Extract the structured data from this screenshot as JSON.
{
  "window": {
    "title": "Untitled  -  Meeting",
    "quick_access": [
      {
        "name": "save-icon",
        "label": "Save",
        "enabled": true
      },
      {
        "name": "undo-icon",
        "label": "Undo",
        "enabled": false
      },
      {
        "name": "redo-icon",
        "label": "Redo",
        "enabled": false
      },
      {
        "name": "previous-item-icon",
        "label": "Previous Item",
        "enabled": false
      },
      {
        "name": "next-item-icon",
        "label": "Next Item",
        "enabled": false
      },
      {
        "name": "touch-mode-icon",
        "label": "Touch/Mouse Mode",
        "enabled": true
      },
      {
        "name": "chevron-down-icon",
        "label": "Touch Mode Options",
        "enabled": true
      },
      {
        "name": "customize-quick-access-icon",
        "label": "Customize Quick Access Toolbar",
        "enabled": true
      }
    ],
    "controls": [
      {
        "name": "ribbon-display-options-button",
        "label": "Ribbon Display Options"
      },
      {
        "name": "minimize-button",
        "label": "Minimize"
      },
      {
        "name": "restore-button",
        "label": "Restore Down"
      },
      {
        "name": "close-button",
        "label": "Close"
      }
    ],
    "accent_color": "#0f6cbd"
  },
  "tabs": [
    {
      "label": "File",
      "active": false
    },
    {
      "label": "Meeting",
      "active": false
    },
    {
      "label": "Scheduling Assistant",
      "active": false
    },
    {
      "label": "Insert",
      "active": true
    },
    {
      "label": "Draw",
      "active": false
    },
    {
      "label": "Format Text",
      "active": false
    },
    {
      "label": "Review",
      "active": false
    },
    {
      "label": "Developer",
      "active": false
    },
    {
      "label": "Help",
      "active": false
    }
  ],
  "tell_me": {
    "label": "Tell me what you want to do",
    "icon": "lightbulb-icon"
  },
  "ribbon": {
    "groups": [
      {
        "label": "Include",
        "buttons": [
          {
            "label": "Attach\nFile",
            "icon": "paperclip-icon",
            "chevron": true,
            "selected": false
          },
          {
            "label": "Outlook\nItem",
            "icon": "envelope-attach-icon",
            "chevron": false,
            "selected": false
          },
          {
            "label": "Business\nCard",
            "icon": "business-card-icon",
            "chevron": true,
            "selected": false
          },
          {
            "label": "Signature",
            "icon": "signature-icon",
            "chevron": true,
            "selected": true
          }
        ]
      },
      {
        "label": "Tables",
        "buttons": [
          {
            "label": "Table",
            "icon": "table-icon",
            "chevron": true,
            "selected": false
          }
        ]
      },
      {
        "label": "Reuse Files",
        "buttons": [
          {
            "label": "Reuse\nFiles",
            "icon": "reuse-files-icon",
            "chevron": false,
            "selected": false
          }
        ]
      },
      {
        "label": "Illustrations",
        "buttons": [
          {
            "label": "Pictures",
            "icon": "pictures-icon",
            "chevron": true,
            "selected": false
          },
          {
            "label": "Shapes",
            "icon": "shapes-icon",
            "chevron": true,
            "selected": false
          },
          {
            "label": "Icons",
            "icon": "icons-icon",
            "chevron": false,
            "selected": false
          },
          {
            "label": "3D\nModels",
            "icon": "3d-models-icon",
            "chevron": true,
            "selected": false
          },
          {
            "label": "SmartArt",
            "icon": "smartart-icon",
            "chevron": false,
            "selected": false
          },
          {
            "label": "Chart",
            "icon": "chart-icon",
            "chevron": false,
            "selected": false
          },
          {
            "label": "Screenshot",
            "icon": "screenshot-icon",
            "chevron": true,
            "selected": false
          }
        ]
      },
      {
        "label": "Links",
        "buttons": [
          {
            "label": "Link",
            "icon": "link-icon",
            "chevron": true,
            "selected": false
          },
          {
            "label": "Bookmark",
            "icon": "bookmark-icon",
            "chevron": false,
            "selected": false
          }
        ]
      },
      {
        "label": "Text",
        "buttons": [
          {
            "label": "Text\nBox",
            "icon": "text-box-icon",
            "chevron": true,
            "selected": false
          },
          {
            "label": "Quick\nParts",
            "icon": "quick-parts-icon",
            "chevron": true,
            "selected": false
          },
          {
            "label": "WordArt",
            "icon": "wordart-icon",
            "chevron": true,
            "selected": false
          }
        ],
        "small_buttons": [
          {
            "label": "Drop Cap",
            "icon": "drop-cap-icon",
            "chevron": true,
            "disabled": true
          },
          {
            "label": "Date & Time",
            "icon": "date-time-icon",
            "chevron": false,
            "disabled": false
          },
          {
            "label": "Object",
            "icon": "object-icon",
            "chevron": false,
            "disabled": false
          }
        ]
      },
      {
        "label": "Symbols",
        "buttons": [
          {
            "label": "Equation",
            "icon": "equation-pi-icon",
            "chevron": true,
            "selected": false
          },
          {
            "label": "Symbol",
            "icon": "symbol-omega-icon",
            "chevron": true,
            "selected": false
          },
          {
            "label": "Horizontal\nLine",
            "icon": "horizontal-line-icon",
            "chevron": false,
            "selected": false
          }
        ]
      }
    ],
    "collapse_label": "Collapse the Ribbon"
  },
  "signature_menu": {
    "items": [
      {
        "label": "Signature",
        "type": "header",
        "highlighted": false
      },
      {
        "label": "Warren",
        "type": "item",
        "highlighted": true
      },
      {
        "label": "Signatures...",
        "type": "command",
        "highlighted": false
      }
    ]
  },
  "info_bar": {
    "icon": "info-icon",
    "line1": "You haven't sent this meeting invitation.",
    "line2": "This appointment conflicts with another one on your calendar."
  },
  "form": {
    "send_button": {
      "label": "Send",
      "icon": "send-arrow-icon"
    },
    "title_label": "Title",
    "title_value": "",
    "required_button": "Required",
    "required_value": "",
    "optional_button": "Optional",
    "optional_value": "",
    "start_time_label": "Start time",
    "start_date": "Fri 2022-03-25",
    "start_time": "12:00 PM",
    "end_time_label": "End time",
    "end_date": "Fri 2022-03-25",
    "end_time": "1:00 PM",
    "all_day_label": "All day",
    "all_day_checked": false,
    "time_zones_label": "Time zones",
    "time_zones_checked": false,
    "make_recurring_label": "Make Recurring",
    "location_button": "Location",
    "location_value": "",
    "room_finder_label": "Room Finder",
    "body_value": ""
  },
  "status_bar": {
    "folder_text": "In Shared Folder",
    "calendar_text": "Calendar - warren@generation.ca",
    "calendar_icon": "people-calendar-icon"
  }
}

════════

§ **Task prompt**: Please reproduce every line of the material word for word.

§ **Reply**:
Extract the structured data from this screenshot as JSON.
{
  "window": {
    "title": "Untitled  -  Meeting",
    "quick_access": [
      {
        "name": "save-icon",
        "label": "Save",
        "enabled": true
      },
      {
        "name": "undo-icon",
        "label": "Undo",
        "enabled": false
      },
      {
        "name": "redo-icon",
        "label": "Redo",
        "enabled": false
      },
      {
        "name": "previous-item-icon",
        "label": "Previous Item",
        "enabled": false
      },
      {
        "name": "next-item-icon",
        "label": "Next Item",
        "enabled": false
      },
      {
        "name": "touch-mode-icon",
        "label": "Touch/Mouse Mode",
        "enabled": true
      },
      {
        "name": "chevron-down-icon",
        "label": "Touch Mode Options",
        "enabled": true
      },
      {
        "name": "customize-quick-access-icon",
        "label": "Customize Quick Access Toolbar",
        "enabled": true
      }
    ],
    "controls": [
      {
        "name": "ribbon-display-options-button",
        "label": "Ribbon Display Options"
      },
      {
        "name": "minimize-button",
        "label": "Minimize"
      },
      {
        "name": "restore-button",
        "label": "Restore Down"
      },
      {
        "name": "close-button",
        "label": "Close"
      }
    ],
    "accent_color": "#0f6cbd"
  },
  "tabs": [
    {
      "label": "File",
      "active": false
    },
    {
      "label": "Meeting",
      "active": false
    },
    {
      "label": "Scheduling Assistant",
      "active": false
    },
    {
      "label": "Insert",
      "active": true
    },
    {
      "label": "Draw",
      "active": false
    },
    {
      "label": "Format Text",
      "active": false
    },
    {
      "label": "Review",
      "active": false
    },
    {
      "label": "Developer",
      "active": false
    },
    {
      "label": "Help",
      "active": false
    }
  ],
  "tell_me": {
    "label": "Tell me what you want to do",
    "icon": "lightbulb-icon"
  },
  "ribbon": {
    "groups": [
      {
        "label": "Include",
        "buttons": [
          {
            "label": "Attach\nFile",
            "icon": "paperclip-icon",
            "chevron": true,
            "selected": false
          },
          {
            "label": "Outlook\nItem",
            "icon": "envelope-attach-icon",
            "chevron": false,
            "selected": false
          },
          {
            "label": "Business\nCard",
            "icon": "business-card-icon",
            "chevron": true,
            "selected": false
          },
          {
            "label": "Signature",
            "icon": "signature-icon",
            "chevron": true,
            "selected": true
          }
        ]
      },
      {
        "label": "Tables",
        "buttons": [
          {
            "label": "Table",
            "icon": "table-icon",
            "chevron": true,
            "selected": false
          }
        ]
      },
      {
        "label": "Reuse Files",
        "buttons": [
          {
            "label": "Reuse\nFiles",
            "icon": "reuse-files-icon",
            "chevron": false,
            "selected": false
          }
        ]
      },
      {
        "label": "Illustrations",
        "buttons": [
          {
            "label": "Pictures",
            "icon": "pictures-icon",
            "chevron": true,
            "selected": false
          },
          {
            "label": "Shapes",
            "icon": "shapes-icon",
            "chevron": true,
            "selected": false
          },
          {
            "label": "Icons",
            "icon": "icons-icon",
            "chevron": false,
            "selected": false
          },
          {
            "label": "3D\nModels",
            "icon": "3d-models-icon",
            "chevron": true,
            "selected": false
          },
          {
            "label": "SmartArt",
            "icon": "smartart-icon",
            "chevron": false,
            "selected": false
          },
          {
            "label": "Chart",
            "icon": "chart-icon",
            "chevron": false,
            "selected": false
          },
          {
            "label": "Screenshot",
            "icon": "screenshot-icon",
            "chevron": true,
            "selected": false
          }
        ]
      },
      {
        "label": "Links",
        "buttons": [
          {
            "label": "Link",
            "icon": "link-icon",
            "chevron": true,
            "selected": false
          },
          {
            "label": "Bookmark",
            "icon": "bookmark-icon",
            "chevron": false,
            "selected": false
          }
        ]
      },
      {
        "label": "Text",
        "buttons": [
          {
            "label": "Text\nBox",
            "icon": "text-box-icon",
            "chevron": true,
            "selected": false
          },
          {
            "label": "Quick\nParts",
            "icon": "quick-parts-icon",
            "chevron": true,
            "selected": false
          },
          {
            "label": "WordArt",
            "icon": "wordart-icon",
            "chevron": true,
            "selected": false
          }
        ],
        "small_buttons": [
          {
            "label": "Drop Cap",
            "icon": "drop-cap-icon",
            "chevron": true,
            "disabled": true
          },
          {
            "label": "Date & Time",
            "icon": "date-time-icon",
            "chevron": false,
            "disabled": false
          },
          {
            "label": "Object",
            "icon": "object-icon",
            "chevron": false,
            "disabled": false
          }
        ]
      },
      {
        "label": "Symbols",
        "buttons": [
          {
            "label": "Equation",
            "icon": "equation-pi-icon",
            "chevron": true,
            "selected": false
          },
          {
            "label": "Symbol",
            "icon": "symbol-omega-icon",
            "chevron": true,
            "selected": false
          },
          {
            "label": "Horizontal\nLine",
            "icon": "horizontal-line-icon",
            "chevron": false,
            "selected": false
          }
        ]
      }
    ],
    "collapse_label": "Collapse the Ribbon"
  },
  "signature_menu": {
    "items": [
      {
        "label": "Signature",
        "type": "header",
        "highlighted": false
      },
      {
        "label": "Warren",
        "type": "item",
        "highlighted": true
      },
      {
        "label": "Signatures...",
        "type": "command",
        "highlighted": false
      }
    ]
  },
  "info_bar": {
    "icon": "info-icon",
    "line1": "You haven't sent this meeting invitation.",
    "line2": "This appointment conflicts with another one on your calendar."
  },
  "form": {
    "send_button": {
      "label": "Send",
      "icon": "send-arrow-icon"
    },
    "title_label": "Title",
    "title_value": "",
    "required_button": "Required",
    "required_value": "",
    "optional_button": "Optional",
    "optional_value": "",
    "start_time_label": "Start time",
    "start_date": "Fri 2022-03-25",
    "start_time": "12:00 PM",
    "end_time_label": "End time",
    "end_date": "Fri 2022-03-25",
    "end_time": "1:00 PM",
    "all_day_label": "All day",
    "all_day_checked": false,
    "time_zones_label": "Time zones",
    "time_zones_checked": false,
    "make_recurring_label": "Make Recurring",
    "location_button": "Location",
    "location_value": "",
    "room_finder_label": "Room Finder",
    "body_value": ""
  },
  "status_bar": {
    "folder_text": "In Shared Folder",
    "calendar_text": "Calendar - warren@generation.ca",
    "calendar_icon": "people-calendar-icon"
  }
}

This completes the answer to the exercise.